* What is expected
Print the entire listing. Each line must match the original exactly.
* Begin *
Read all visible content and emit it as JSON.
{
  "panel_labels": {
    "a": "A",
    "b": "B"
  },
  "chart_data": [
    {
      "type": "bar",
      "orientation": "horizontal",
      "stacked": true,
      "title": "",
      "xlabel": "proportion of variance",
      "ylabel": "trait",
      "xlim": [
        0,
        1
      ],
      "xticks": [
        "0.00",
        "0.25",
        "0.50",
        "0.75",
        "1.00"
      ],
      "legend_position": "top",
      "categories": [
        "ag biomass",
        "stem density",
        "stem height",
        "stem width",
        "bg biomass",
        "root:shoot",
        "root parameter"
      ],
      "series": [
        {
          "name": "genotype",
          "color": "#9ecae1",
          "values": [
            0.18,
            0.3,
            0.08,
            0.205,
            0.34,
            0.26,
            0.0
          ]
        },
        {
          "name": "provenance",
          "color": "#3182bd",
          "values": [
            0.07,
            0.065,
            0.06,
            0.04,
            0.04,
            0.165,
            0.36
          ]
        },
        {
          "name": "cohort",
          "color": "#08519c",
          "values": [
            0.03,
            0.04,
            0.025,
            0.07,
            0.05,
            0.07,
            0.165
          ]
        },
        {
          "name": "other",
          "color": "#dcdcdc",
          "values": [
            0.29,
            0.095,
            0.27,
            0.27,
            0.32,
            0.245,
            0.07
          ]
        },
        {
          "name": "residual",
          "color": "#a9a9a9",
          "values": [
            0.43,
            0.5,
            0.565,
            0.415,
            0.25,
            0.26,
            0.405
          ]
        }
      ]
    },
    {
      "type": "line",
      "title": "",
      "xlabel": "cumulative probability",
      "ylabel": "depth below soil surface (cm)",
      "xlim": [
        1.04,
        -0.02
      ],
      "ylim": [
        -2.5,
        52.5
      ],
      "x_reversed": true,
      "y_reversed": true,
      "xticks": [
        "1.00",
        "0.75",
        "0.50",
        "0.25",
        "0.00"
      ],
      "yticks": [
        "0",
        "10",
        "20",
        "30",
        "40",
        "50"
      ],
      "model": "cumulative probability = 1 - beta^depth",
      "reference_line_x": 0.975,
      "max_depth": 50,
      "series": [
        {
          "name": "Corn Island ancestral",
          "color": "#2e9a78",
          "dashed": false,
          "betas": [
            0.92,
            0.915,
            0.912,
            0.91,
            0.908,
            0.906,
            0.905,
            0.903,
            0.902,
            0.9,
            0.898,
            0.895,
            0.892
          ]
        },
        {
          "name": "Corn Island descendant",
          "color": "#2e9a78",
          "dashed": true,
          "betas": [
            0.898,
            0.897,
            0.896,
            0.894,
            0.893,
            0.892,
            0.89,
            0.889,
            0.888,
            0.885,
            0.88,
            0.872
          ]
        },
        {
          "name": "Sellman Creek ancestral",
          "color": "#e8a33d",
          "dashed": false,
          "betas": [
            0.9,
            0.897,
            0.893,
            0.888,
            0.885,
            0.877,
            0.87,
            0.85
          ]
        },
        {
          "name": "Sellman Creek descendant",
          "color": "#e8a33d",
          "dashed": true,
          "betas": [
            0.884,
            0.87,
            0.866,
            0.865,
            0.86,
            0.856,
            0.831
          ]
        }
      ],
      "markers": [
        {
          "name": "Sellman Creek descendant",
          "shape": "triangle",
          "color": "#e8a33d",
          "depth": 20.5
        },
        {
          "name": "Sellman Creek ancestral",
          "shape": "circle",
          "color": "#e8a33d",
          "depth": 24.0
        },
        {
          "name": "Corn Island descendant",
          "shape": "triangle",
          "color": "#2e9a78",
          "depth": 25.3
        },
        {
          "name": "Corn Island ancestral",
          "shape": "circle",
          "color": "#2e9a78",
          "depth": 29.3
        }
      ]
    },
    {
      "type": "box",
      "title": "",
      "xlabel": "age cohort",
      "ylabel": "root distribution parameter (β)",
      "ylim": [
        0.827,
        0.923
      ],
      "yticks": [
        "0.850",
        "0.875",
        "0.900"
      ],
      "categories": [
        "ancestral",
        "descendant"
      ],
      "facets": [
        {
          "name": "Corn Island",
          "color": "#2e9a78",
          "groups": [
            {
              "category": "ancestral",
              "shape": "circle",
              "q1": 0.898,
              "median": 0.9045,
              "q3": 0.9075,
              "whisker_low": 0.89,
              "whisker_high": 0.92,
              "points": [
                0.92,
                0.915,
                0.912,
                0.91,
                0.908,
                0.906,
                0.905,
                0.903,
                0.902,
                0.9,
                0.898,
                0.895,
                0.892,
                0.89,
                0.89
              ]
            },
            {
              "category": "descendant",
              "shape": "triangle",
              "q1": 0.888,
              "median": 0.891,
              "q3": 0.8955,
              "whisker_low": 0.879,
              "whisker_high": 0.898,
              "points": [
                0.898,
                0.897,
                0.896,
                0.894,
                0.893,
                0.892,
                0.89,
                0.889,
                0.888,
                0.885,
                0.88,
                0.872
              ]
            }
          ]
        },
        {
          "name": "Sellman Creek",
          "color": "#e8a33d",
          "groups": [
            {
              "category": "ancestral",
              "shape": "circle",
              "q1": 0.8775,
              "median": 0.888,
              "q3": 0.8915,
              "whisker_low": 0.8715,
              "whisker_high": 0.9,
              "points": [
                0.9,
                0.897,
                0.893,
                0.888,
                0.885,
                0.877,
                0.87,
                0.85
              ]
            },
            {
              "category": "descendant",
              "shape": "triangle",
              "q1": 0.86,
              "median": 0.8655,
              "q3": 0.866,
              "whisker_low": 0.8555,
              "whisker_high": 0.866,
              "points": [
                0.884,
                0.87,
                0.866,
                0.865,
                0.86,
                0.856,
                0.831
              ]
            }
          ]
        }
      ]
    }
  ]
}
* End *
* The result
Read all visible content and emit it as JSON.
{
  "panel_labels": {
    "a": "A",
    "b": "B"
  },
  "chart_data": [
    {
      "type": "bar",
      "orientation": "horizontal",
      "stacked": true,
      "title": "",
      "xlabel": "proportion of variance",
      "ylabel": "trait",
      "xlim": [
        0,
        1
      ],
      "xticks": [
        "0.00",
        "0.25",
        "0.50",
        "0.75",
        "1.00"
      ],
      "legend_position": "top",
      "categories": [
        "ag biomass",
        "stem density",
        "stem height",
        "stem width",
        "bg biomass",
        "root:shoot",
        "root parameter"
      ],
      "series": [
        {
          "name": "genotype",
          "color": "#9ecae1",
          "values": [
            0.18,
            0.3,
            0.08,
            0.205,
            0.34,
            0.26,
            0.0
          ]
        },
        {
          "name": "provenance",
          "color": "#3182bd",
          "values": [
            0.07,
            0.065,
            0.06,
            0.04,
            0.04,
            0.165,
            0.36
          ]
        },
        {
          "name": "cohort",
          "color": "#08519c",
          "values": [
            0.03,
            0.04,
            0.025,
            0.07,
            0.05,
            0.07,
            0.165
          ]
        },
        {
          "name": "other",
          "color": "#dcdcdc",
          "values": [
            0.29,
            0.095,
            0.27,
            0.27,
            0.32,
            0.245,
            0.07
          ]
        },
        {
          "name": "residual",
          "color": "#a9a9a9",
          "values": [
            0.43,
            0.5,
            0.565,
            0.415,
            0.25,
            0.26,
            0.405
          ]
        }
      ]
    },
    {
      "type": "line",
      "title": "",
      "xlabel": "cumulative probability",
      "ylabel": "depth below soil surface (cm)",
      "xlim": [
        1.04,
        -0.02
      ],
      "ylim": [
        -2.5,
        52.5
      ],
      "x_reversed": true,
      "y_reversed": true,
      "xticks": [
        "1.00",
        "0.75",
        "0.50",
        "0.25",
        "0.00"
      ],
      "yticks": [
        "0",
        "10",
        "20",
        "30",
        "40",
        "50"
      ],
      "model": "cumulative probability = 1 - beta^depth",
      "reference_line_x": 0.975,
      "max_depth": 50,
      "series": [
        {
          "name": "Corn Island ancestral",
          "color": "#2e9a78",
          "dashed": false,
          "betas": [
            0.92,
            0.915,
            0.912,
            0.91,
            0.908,
            0.906,
            0.905,
            0.903,
            0.902,
            0.9,
            0.898,
            0.895,
            0.892
          ]
        },
        {
          "name": "Corn Island descendant",
          "color": "#2e9a78",
          "dashed": true,
          "betas": [
            0.898,
            0.897,
            0.896,
            0.894,
            0.893,
            0.892,
            0.89,
            0.889,
            0.888,
            0.885,
            0.88,
            0.872
          ]
        },
        {
          "name": "Sellman Creek ancestral",
          "color": "#e8a33d",
          "dashed": false,
          "betas": [
            0.9,
            0.897,
            0.893,
            0.888,
            0.885,
            0.877,
            0.87,
            0.85
          ]
        },
        {
          "name": "Sellman Creek descendant",
          "color": "#e8a33d",
          "dashed": true,
          "betas": [
            0.884,
            0.87,
            0.866,
            0.865,
            0.86,
            0.856,
            0.831
          ]
        }
      ],
      "markers": [
        {
          "name": "Sellman Creek descendant",
          "shape": "triangle",
          "color": "#e8a33d",
          "depth": 20.5
        },
        {
          "name": "Sellman Creek ancestral",
          "shape": "circle",
          "color": "#e8a33d",
          "depth": 24.0
        },
        {
          "name": "Corn Island descendant",
          "shape": "triangle",
          "color": "#2e9a78",
          "depth": 25.3
        },
        {
          "name": "Corn Island ancestral",
          "shape": "circle",
          "color": "#2e9a78",
          "depth": 29.3
        }
      ]
    },
    {
      "type": "box",
      "title": "",
      "xlabel": "age cohort",
      "ylabel": "root distribution parameter (β)",
      "ylim": [
        0.827,
        0.923
      ],
      "yticks": [
        "0.850",
        "0.875",
        "0.900"
      ],
      "categories": [
        "ancestral",
        "descendant"
      ],
      "facets": [
        {
          "name": "Corn Island",
          "color": "#2e9a78",
          "groups": [
            {
              "category": "ancestral",
              "shape": "circle",
              "q1": 0.898,
              "median": 0.9045,
              "q3": 0.9075,
              "whisker_low": 0.89,
              "whisker_high": 0.92,
              "points": [
                0.92,
                0.915,
                0.912,
                0.91,
                0.908,
                0.906,
                0.905,
                0.903,
                0.902,
                0.9,
                0.898,
                0.895,
                0.892,
                0.89,
                0.89
              ]
            },
            {
              "category": "descendant",
              "shape": "triangle",
              "q1": 0.888,
              "median": 0.891,
              "q3": 0.8955,
              "whisker_low": 0.879,
              "whisker_high": 0.898,
              "points": [
                0.898,
                0.897,
                0.896,
                0.894,
                0.893,
                0.892,
                0.89,
                0.889,
                0.888,
                0.885,
                0.88,
                0.872
              ]
            }
          ]
        },
        {
          "name": "Sellman Creek",
          "color": "#e8a33d",
          "groups": [
            {
              "category": "ancestral",
              "shape": "circle",
              "q1": 0.8775,
              "median": 0.888,
              "q3": 0.8915,
              "whisker_low": 0.8715,
              "whisker_high": 0.9,
              "points": [
                0.9,
                0.897,
                0.893,
                0.888,
                0.885,
                0.877,
                0.87,
                0.85
              ]
            },
            {
              "category": "descendant",
              "shape": "triangle",
              "q1": 0.86,
              "median": 0.8655,
              "q3": 0.866,
              "whisker_low": 0.8555,
              "whisker_high": 0.866,
              "points": [
                0.884,
                0.87,
                0.866,
                0.865,
                0.86,
                0.856,
                0.831
              ]
            }
          ]
        }
      ]
    }
  ]
}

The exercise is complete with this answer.